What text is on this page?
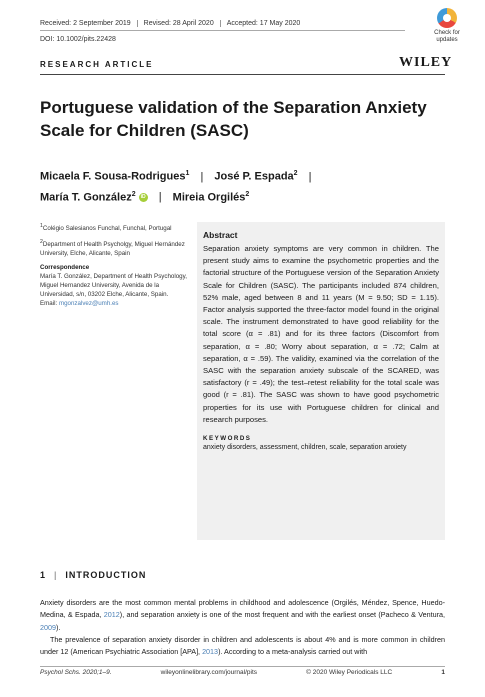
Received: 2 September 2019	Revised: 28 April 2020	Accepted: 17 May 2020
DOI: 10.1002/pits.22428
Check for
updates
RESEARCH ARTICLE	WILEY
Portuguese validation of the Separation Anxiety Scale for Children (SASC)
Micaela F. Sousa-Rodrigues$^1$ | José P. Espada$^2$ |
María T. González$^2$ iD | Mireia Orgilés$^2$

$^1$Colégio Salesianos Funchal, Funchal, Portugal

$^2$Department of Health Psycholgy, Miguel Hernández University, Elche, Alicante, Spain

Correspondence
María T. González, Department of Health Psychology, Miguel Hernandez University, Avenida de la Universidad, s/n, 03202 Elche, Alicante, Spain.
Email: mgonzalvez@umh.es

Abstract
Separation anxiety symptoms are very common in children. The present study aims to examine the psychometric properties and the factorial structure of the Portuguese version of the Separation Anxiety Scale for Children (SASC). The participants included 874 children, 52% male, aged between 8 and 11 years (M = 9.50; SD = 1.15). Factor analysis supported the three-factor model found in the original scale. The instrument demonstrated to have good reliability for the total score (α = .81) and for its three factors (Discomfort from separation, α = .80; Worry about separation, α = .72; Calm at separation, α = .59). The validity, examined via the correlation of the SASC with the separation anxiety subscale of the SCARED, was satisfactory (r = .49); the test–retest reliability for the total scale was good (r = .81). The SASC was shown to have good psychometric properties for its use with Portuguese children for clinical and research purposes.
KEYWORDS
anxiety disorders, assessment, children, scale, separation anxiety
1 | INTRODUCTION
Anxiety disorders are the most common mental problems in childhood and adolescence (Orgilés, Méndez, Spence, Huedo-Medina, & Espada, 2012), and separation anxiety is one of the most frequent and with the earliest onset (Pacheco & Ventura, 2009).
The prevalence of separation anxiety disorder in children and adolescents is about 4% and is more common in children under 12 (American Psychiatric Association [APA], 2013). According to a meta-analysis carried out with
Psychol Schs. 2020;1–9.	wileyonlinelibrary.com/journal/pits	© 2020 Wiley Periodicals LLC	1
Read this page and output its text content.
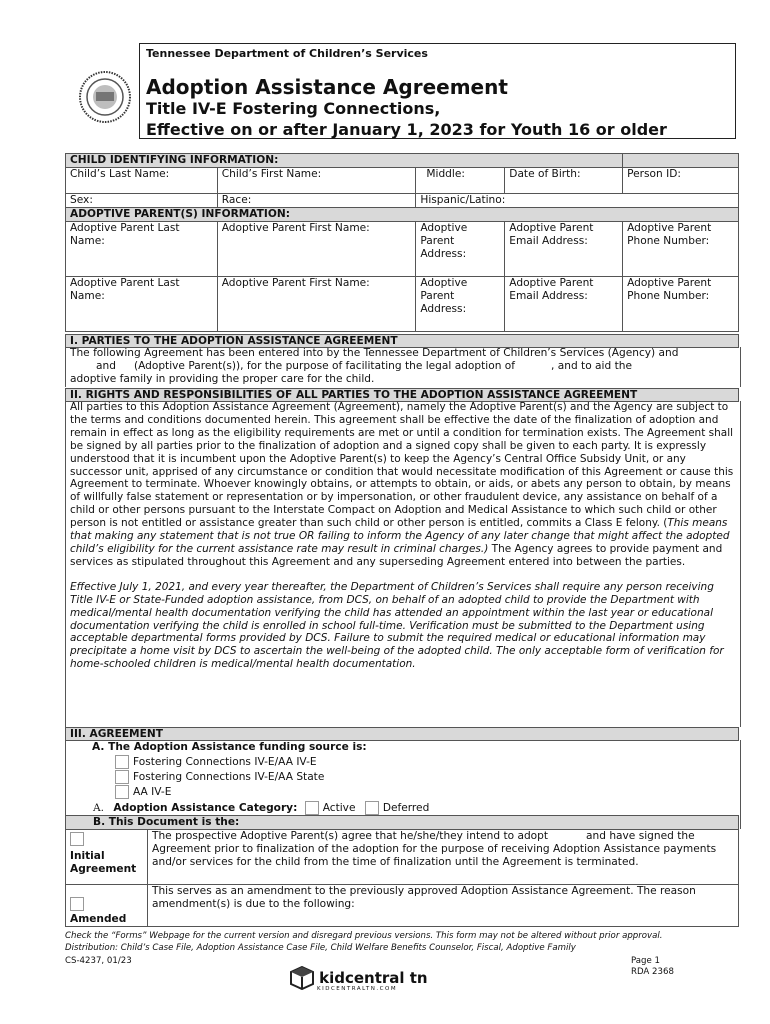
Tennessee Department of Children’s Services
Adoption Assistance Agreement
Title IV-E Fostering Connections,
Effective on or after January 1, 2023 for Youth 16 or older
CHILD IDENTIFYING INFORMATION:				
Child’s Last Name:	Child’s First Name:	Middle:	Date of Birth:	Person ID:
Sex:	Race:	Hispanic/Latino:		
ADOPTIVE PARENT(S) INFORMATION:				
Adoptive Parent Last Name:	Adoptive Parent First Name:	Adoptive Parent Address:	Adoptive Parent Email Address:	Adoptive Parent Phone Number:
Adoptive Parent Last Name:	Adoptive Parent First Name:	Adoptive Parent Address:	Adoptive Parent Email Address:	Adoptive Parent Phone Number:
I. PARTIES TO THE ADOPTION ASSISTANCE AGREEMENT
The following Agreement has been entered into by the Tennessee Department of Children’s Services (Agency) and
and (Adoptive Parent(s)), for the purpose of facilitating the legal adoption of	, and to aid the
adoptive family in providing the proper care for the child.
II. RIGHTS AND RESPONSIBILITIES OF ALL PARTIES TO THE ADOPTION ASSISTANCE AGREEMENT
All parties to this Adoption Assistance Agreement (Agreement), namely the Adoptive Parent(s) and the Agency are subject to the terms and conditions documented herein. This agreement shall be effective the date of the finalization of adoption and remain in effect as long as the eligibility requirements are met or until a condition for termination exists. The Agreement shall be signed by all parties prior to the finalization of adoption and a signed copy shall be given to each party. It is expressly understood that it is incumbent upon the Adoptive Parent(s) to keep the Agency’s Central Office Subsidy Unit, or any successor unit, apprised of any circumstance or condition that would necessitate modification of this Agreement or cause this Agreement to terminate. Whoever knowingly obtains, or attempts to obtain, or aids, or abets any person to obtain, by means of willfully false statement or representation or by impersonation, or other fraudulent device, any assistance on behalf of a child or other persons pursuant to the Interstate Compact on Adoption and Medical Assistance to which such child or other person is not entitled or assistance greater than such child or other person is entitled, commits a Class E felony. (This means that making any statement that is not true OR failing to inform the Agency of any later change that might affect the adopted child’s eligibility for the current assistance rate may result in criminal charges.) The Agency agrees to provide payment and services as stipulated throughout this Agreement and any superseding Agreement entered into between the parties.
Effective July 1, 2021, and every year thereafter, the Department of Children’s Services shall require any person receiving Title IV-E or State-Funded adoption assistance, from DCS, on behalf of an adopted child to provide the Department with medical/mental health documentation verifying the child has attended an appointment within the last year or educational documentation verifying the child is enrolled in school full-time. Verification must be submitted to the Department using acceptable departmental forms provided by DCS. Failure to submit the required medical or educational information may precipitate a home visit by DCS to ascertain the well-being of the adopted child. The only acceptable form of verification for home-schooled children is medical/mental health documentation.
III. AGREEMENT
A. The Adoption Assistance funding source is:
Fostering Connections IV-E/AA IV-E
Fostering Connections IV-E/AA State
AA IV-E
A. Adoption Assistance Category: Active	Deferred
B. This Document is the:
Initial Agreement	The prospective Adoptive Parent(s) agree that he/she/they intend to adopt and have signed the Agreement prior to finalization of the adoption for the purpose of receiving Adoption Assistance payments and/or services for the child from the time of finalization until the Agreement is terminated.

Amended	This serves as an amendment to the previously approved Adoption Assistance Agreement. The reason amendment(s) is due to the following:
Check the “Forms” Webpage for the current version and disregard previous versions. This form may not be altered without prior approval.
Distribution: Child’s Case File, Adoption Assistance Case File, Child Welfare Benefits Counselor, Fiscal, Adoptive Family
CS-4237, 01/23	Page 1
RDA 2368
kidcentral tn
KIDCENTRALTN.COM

────────────────────────────────────────

[DIRECTION]: Pictures stay out; repeat all the rest of the records exactly.

[WRITTEN SOLUTION]:
What text is on this page?
Received: 2 September 2019	Revised: 28 April 2020	Accepted: 17 May 2020
DOI: 10.1002/pits.22428
Check for
updates
RESEARCH ARTICLE	WILEY
Portuguese validation of the Separation Anxiety Scale for Children (SASC)
Micaela F. Sousa-Rodrigues$^1$ | José P. Espada$^2$ |
María T. González$^2$ iD | Mireia Orgilés$^2$

$^1$Colégio Salesianos Funchal, Funchal, Portugal

$^2$Department of Health Psycholgy, Miguel Hernández University, Elche, Alicante, Spain

Correspondence
María T. González, Department of Health Psychology, Miguel Hernandez University, Avenida de la Universidad, s/n, 03202 Elche, Alicante, Spain.
Email: mgonzalvez@umh.es

Abstract
Separation anxiety symptoms are very common in children. The present study aims to examine the psychometric properties and the factorial structure of the Portuguese version of the Separation Anxiety Scale for Children (SASC). The participants included 874 children, 52% male, aged between 8 and 11 years (M = 9.50; SD = 1.15). Factor analysis supported the three-factor model found in the original scale. The instrument demonstrated to have good reliability for the total score (α = .81) and for its three factors (Discomfort from separation, α = .80; Worry about separation, α = .72; Calm at separation, α = .59). The validity, examined via the correlation of the SASC with the separation anxiety subscale of the SCARED, was satisfactory (r = .49); the test–retest reliability for the total scale was good (r = .81). The SASC was shown to have good psychometric properties for its use with Portuguese children for clinical and research purposes.
KEYWORDS
anxiety disorders, assessment, children, scale, separation anxiety
1 | INTRODUCTION
Anxiety disorders are the most common mental problems in childhood and adolescence (Orgilés, Méndez, Spence, Huedo-Medina, & Espada, 2012), and separation anxiety is one of the most frequent and with the earliest onset (Pacheco & Ventura, 2009).
The prevalence of separation anxiety disorder in children and adolescents is about 4% and is more common in children under 12 (American Psychiatric Association [APA], 2013). According to a meta-analysis carried out with
Psychol Schs. 2020;1–9.	wileyonlinelibrary.com/journal/pits	© 2020 Wiley Periodicals LLC	1
Read this page and output its text content.
Tennessee Department of Children’s Services
Adoption Assistance Agreement
Title IV-E Fostering Connections,
Effective on or after January 1, 2023 for Youth 16 or older
CHILD IDENTIFYING INFORMATION:				
Child’s Last Name:	Child’s First Name:	Middle:	Date of Birth:	Person ID:
Sex:	Race:	Hispanic/Latino:		
ADOPTIVE PARENT(S) INFORMATION:				
Adoptive Parent Last Name:	Adoptive Parent First Name:	Adoptive Parent Address:	Adoptive Parent Email Address:	Adoptive Parent Phone Number:
Adoptive Parent Last Name:	Adoptive Parent First Name:	Adoptive Parent Address:	Adoptive Parent Email Address:	Adoptive Parent Phone Number:
I. PARTIES TO THE ADOPTION ASSISTANCE AGREEMENT
The following Agreement has been entered into by the Tennessee Department of Children’s Services (Agency) and
and (Adoptive Parent(s)), for the purpose of facilitating the legal adoption of	, and to aid the
adoptive family in providing the proper care for the child.
II. RIGHTS AND RESPONSIBILITIES OF ALL PARTIES TO THE ADOPTION ASSISTANCE AGREEMENT
All parties to this Adoption Assistance Agreement (Agreement), namely the Adoptive Parent(s) and the Agency are subject to the terms and conditions documented herein. This agreement shall be effective the date of the finalization of adoption and remain in effect as long as the eligibility requirements are met or until a condition for termination exists. The Agreement shall be signed by all parties prior to the finalization of adoption and a signed copy shall be given to each party. It is expressly understood that it is incumbent upon the Adoptive Parent(s) to keep the Agency’s Central Office Subsidy Unit, or any successor unit, apprised of any circumstance or condition that would necessitate modification of this Agreement or cause this Agreement to terminate. Whoever knowingly obtains, or attempts to obtain, or aids, or abets any person to obtain, by means of willfully false statement or representation or by impersonation, or other fraudulent device, any assistance on behalf of a child or other persons pursuant to the Interstate Compact on Adoption and Medical Assistance to which such child or other person is not entitled or assistance greater than such child or other person is entitled, commits a Class E felony. (This means that making any statement that is not true OR failing to inform the Agency of any later change that might affect the adopted child’s eligibility for the current assistance rate may result in criminal charges.) The Agency agrees to provide payment and services as stipulated throughout this Agreement and any superseding Agreement entered into between the parties.
Effective July 1, 2021, and every year thereafter, the Department of Children’s Services shall require any person receiving Title IV-E or State-Funded adoption assistance, from DCS, on behalf of an adopted child to provide the Department with medical/mental health documentation verifying the child has attended an appointment within the last year or educational documentation verifying the child is enrolled in school full-time. Verification must be submitted to the Department using acceptable departmental forms provided by DCS. Failure to submit the required medical or educational information may precipitate a home visit by DCS to ascertain the well-being of the adopted child. The only acceptable form of verification for home-schooled children is medical/mental health documentation.
III. AGREEMENT
A. The Adoption Assistance funding source is:
Fostering Connections IV-E/AA IV-E
Fostering Connections IV-E/AA State
AA IV-E
A. Adoption Assistance Category: Active	Deferred
B. This Document is the:
Initial Agreement	The prospective Adoptive Parent(s) agree that he/she/they intend to adopt and have signed the Agreement prior to finalization of the adoption for the purpose of receiving Adoption Assistance payments and/or services for the child from the time of finalization until the Agreement is terminated.

Amended	This serves as an amendment to the previously approved Adoption Assistance Agreement. The reason amendment(s) is due to the following:
Check the “Forms” Webpage for the current version and disregard previous versions. This form may not be altered without prior approval.
Distribution: Child’s Case File, Adoption Assistance Case File, Child Welfare Benefits Counselor, Fiscal, Adoptive Family
CS-4237, 01/23	Page 1
RDA 2368
kidcentral tn
KIDCENTRALTN.COM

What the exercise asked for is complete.